[Saved data entries]
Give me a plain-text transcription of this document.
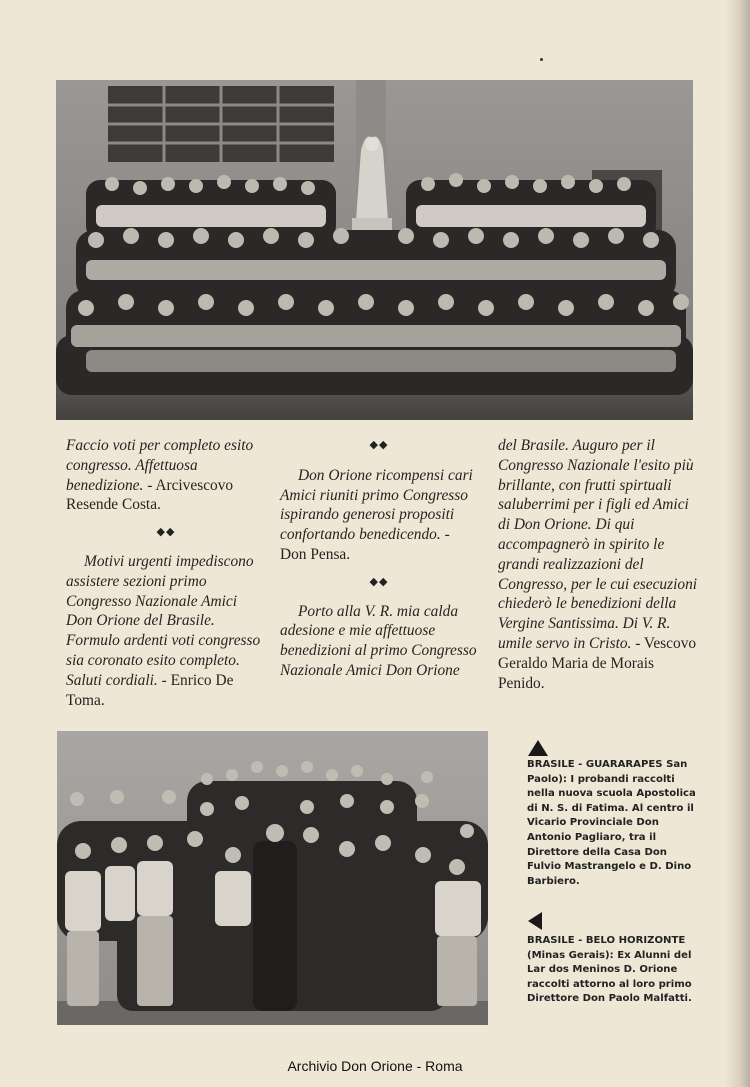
Faccio voti per completo esito congresso. Affettuosa benedizione. - Arcivescovo Resende Costa.

◆◆

Motivi urgenti impediscono assistere sezioni primo Congresso Nazionale Amici Don Orione del Brasile. Formulo ardenti voti congresso sia coronato esito completo. Saluti cordiali. - Enrico De Toma.

◆◆

Don Orione ricompensi cari Amici riuniti primo Congresso ispirando generosi propositi confortando benedicendo. - Don Pensa.

◆◆

Porto alla V. R. mia calda adesione e mie affettuose benedizioni al primo Congresso Nazionale Amici Don Orione

del Brasile. Auguro per il Congresso Nazionale l'esito più brillante, con frutti spirtuali saluberrimi per i figli ed Amici di Don Orione. Di qui accompagnerò in spirito le grandi realizzazioni del Congresso, per le cui esecuzioni chiederò le benedizioni della Vergine Santissima. Di V. R. umile servo in Cristo. - Vescovo Geraldo Maria de Morais Penido.

BRASILE - GUARARAPES San Paolo): I probandi raccolti nella nuova scuola Apostolica di N. S. di Fatima. Al centro il Vicario Provinciale Don Antonio Pagliaro, tra il Direttore della Casa Don Fulvio Mastrangelo e D. Dino Barbiero.
BRASILE - BELO HORIZONTE (Minas Gerais): Ex Alunni del Lar dos Meninos D. Orione raccolti attorno al loro primo Direttore Don Paolo Malfatti.
Archivio Don Orione - Roma
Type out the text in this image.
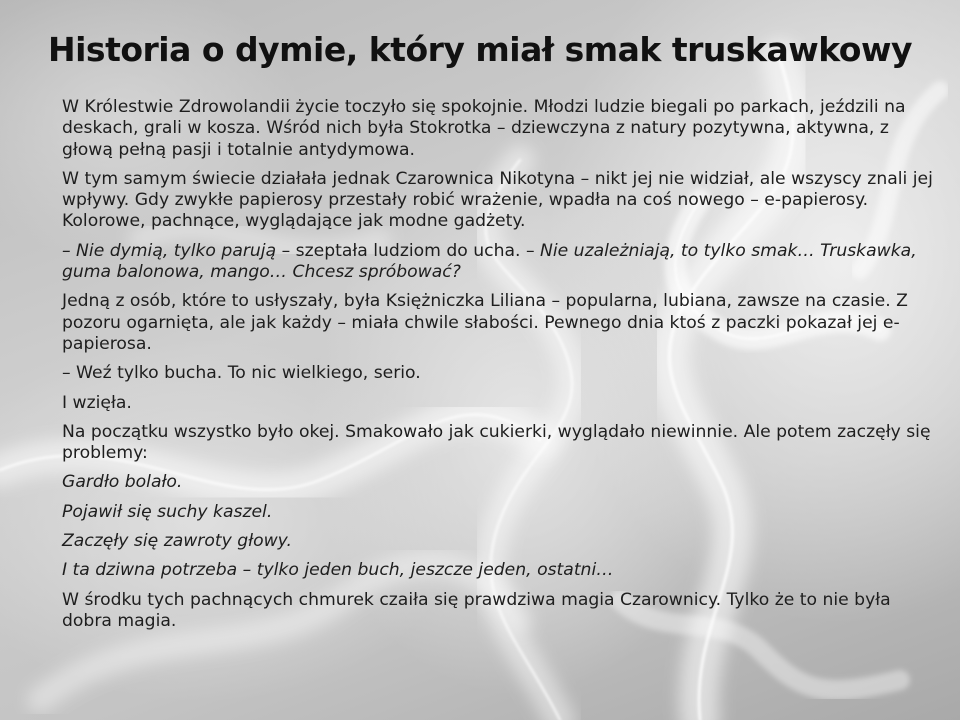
Historia o dymie, który miał smak truskawkowy

W Królestwie Zdrowolandii życie toczyło się spokojnie. Młodzi ludzie biegali po parkach, jeździli na deskach, grali w kosza. Wśród nich była Stokrotka – dziewczyna z natury pozytywna, aktywna, z głową pełną pasji i totalnie antydymowa.

W tym samym świecie działała jednak Czarownica Nikotyna – nikt jej nie widział, ale wszyscy znali jej wpływy. Gdy zwykłe papierosy przestały robić wrażenie, wpadła na coś nowego – e-papierosy. Kolorowe, pachnące, wyglądające jak modne gadżety.

– Nie dymią, tylko parują – szeptała ludziom do ucha. – Nie uzależniają, to tylko smak… Truskawka, guma balonowa, mango… Chcesz spróbować?

Jedną z osób, które to usłyszały, była Księżniczka Liliana – popularna, lubiana, zawsze na czasie. Z pozoru ogarnięta, ale jak każdy – miała chwile słabości. Pewnego dnia ktoś z paczki pokazał jej e-papierosa.

– Weź tylko bucha. To nic wielkiego, serio.

I wzięła.

Na początku wszystko było okej. Smakowało jak cukierki, wyglądało niewinnie. Ale potem zaczęły się problemy:

Gardło bolało.

Pojawił się suchy kaszel.

Zaczęły się zawroty głowy.

I ta dziwna potrzeba – tylko jeden buch, jeszcze jeden, ostatni…

W środku tych pachnących chmurek czaiła się prawdziwa magia Czarownicy. Tylko że to nie była dobra magia.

#### [EXERCISE BRIEF]
Above are the records. Copy every line in them holding "była".

#### [RESULT OF THIS TASK]
W Królestwie Zdrowolandii życie toczyło się spokojnie. Młodzi ludzie biegali po parkach, jeździli na deskach, grali w kosza. Wśród nich była Stokrotka – dziewczyna z natury pozytywna, aktywna, z głową pełną pasji i totalnie antydymowa.
Jedną z osób, które to usłyszały, była Księżniczka Liliana – popularna, lubiana, zawsze na czasie. Z pozoru ogarnięta, ale jak każdy – miała chwile słabości. Pewnego dnia ktoś z paczki pokazał jej e-papierosa.
W środku tych pachnących chmurek czaiła się prawdziwa magia Czarownicy. Tylko że to nie była dobra magia.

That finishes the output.